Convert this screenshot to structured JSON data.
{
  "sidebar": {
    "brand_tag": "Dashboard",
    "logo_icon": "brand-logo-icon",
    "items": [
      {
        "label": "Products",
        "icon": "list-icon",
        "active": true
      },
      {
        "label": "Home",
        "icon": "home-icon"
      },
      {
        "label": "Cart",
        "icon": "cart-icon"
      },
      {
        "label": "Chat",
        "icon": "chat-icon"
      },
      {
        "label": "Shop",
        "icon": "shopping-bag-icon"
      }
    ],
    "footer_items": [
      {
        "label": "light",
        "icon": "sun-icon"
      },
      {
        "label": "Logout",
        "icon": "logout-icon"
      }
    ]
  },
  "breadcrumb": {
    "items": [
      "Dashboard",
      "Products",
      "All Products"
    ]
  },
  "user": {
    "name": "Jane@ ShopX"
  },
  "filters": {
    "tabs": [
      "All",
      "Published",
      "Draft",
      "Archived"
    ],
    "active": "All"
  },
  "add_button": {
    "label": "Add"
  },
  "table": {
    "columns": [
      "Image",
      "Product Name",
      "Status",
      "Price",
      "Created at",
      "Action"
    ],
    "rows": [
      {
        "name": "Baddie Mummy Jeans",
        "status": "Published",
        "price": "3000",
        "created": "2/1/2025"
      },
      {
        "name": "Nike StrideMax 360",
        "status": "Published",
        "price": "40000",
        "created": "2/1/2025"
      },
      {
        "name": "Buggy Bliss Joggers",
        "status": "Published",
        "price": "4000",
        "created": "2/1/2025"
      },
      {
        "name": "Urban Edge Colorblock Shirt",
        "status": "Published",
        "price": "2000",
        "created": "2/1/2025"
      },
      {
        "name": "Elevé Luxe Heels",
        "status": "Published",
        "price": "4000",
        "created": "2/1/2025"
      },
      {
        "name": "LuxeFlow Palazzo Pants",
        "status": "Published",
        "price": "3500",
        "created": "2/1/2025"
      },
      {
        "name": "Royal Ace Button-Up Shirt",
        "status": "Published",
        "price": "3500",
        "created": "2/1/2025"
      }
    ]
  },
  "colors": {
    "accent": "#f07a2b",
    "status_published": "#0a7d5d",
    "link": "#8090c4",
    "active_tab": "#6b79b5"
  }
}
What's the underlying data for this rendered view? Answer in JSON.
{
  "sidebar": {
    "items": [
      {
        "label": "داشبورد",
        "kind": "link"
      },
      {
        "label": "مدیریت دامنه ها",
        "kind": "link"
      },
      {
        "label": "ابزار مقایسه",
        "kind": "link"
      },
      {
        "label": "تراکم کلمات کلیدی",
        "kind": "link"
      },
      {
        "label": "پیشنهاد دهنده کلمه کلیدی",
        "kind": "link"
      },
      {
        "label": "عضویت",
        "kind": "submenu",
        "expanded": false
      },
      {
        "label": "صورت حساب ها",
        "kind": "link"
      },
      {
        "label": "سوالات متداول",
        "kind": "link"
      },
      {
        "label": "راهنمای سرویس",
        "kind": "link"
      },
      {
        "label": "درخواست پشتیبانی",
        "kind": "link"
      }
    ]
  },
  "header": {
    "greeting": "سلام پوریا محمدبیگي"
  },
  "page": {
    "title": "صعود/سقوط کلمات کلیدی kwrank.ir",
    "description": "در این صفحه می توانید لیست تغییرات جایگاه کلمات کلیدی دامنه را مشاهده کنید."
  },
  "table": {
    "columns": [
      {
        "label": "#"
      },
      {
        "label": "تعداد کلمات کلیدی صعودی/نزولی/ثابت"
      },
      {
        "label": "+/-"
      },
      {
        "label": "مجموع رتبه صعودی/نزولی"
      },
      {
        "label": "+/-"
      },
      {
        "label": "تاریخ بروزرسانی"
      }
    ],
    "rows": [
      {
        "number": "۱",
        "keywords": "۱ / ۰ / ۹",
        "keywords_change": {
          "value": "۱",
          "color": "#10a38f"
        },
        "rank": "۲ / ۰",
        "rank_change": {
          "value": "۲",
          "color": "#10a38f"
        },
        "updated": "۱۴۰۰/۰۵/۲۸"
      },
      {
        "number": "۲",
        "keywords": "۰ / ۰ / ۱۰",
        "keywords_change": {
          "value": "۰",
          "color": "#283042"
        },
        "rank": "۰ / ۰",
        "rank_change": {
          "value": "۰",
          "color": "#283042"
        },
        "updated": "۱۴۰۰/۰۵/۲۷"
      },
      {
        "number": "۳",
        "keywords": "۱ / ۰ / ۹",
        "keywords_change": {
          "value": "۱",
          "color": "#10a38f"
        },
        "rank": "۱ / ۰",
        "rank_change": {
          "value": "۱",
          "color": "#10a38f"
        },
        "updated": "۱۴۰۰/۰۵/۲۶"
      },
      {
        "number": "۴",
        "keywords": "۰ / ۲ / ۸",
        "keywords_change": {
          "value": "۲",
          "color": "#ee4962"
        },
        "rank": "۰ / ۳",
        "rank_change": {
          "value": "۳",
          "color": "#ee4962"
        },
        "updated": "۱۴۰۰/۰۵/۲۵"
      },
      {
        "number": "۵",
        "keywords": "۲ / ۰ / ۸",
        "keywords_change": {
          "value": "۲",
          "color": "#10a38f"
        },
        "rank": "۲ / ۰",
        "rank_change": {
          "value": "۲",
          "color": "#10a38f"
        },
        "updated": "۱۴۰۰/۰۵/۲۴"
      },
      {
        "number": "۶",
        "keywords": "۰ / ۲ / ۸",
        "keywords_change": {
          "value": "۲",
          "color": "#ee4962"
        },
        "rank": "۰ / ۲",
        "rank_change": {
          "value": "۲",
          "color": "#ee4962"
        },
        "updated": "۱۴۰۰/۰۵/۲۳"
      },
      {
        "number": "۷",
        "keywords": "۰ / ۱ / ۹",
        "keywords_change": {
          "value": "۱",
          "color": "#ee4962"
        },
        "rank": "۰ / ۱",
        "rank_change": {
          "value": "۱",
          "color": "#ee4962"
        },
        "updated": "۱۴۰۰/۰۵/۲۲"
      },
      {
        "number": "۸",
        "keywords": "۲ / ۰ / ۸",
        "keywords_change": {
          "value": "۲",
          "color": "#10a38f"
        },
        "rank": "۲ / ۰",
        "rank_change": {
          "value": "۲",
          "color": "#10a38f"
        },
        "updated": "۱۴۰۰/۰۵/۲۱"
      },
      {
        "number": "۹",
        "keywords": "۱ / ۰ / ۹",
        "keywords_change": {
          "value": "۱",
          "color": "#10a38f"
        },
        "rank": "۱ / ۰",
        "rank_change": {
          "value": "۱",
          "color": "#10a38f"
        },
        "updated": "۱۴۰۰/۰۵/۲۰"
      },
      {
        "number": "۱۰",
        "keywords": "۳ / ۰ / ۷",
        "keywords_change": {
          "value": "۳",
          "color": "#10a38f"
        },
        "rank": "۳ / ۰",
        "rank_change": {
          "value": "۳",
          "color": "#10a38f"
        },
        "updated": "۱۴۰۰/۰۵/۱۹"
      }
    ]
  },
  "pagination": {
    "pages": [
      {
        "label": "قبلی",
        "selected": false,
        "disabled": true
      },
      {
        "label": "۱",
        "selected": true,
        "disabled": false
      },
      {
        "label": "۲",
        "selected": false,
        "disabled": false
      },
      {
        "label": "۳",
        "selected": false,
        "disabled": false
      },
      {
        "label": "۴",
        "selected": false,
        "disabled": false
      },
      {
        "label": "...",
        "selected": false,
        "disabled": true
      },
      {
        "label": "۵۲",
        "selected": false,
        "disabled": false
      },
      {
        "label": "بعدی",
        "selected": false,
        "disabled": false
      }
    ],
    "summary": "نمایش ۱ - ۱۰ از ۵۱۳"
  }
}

┄┄┄┄┄┄┄┄┄┄

Copy out all lines that carry the word "صعودی".

» **RESULT OF THIS EXERCISE**
        "label": "تعداد کلمات کلیدی صعودی/نزولی/ثابت"
        "label": "مجموع رتبه صعودی/نزولی"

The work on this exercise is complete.